- [What you need to do]
Search the material below for the word "from". Copy every line that has it.

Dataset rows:
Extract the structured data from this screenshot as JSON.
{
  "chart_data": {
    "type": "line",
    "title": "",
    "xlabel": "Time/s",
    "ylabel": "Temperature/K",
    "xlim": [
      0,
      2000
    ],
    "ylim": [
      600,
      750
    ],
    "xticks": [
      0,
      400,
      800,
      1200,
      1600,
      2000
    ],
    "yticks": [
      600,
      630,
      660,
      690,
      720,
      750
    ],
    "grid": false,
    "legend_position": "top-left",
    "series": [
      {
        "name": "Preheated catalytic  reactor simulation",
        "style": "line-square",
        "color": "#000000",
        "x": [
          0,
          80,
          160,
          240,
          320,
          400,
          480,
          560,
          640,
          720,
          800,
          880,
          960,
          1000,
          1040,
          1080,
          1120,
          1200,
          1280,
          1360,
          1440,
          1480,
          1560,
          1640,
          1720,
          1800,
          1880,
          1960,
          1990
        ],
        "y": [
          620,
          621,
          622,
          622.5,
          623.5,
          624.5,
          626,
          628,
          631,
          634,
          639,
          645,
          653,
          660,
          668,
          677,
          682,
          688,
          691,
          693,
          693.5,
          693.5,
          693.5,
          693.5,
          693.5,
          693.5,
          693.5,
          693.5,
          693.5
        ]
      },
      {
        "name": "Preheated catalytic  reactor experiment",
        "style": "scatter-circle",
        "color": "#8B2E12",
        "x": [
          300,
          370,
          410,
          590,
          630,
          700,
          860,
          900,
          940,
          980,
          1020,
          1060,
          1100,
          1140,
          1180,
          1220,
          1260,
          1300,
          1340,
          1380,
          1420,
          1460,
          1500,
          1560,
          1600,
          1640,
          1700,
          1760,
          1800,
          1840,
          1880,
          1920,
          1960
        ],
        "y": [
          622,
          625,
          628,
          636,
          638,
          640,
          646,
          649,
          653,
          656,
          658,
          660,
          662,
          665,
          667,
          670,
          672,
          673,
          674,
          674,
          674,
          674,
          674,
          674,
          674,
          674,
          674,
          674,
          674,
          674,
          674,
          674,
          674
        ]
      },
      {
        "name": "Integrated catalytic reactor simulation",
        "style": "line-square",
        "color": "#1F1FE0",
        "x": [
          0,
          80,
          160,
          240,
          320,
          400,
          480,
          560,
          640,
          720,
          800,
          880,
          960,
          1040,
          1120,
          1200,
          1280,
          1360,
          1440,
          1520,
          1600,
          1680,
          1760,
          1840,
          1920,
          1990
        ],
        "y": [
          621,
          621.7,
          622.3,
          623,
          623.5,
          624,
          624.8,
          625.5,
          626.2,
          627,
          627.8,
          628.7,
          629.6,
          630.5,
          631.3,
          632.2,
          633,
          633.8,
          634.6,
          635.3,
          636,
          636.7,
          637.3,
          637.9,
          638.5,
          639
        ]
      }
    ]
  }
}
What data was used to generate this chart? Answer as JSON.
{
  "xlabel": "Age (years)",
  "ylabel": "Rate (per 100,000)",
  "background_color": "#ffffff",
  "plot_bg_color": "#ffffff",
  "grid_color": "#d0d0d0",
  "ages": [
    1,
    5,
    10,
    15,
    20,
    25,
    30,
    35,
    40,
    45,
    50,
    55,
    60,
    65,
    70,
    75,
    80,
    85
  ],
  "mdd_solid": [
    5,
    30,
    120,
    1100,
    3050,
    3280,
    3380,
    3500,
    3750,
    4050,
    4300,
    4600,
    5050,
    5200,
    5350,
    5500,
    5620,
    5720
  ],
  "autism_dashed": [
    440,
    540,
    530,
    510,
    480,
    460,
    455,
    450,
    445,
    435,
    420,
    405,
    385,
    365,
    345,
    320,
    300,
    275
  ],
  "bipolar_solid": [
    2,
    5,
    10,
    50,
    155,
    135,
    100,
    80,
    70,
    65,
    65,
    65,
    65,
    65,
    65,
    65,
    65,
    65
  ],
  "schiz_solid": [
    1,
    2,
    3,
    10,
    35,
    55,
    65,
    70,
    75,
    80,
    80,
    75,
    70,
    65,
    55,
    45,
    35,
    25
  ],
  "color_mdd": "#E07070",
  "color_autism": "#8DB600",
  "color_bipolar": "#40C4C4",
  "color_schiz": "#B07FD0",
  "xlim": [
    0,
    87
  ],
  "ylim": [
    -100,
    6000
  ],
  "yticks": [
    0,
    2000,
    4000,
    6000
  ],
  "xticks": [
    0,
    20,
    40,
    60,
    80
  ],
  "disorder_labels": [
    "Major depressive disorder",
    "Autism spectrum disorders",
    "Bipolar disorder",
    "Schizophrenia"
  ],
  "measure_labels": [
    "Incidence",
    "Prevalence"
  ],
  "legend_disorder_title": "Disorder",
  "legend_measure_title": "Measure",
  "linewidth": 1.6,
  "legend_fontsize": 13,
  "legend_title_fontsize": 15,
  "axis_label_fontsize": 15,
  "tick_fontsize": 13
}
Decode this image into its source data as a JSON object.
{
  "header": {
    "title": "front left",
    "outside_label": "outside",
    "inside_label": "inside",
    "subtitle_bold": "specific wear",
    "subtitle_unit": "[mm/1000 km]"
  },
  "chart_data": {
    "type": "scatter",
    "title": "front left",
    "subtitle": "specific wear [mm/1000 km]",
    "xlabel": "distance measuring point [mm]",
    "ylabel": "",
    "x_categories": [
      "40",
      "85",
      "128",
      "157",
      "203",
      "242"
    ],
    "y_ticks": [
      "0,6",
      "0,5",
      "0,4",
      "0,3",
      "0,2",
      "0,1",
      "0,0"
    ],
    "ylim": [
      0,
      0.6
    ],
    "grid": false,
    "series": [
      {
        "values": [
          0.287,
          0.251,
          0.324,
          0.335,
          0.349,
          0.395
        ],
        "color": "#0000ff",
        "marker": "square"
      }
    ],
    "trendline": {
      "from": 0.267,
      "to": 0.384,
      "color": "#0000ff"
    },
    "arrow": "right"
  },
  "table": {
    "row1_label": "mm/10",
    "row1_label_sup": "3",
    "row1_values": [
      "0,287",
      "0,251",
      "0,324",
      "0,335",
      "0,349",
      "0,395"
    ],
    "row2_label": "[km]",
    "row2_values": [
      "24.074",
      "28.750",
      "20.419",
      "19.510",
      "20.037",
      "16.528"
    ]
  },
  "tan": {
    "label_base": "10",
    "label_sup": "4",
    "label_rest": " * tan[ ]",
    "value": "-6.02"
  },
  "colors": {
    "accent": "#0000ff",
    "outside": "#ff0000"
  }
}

- [Result for this exercise]
Extract the structured data from this screenshot as JSON.
      "from": 0.267,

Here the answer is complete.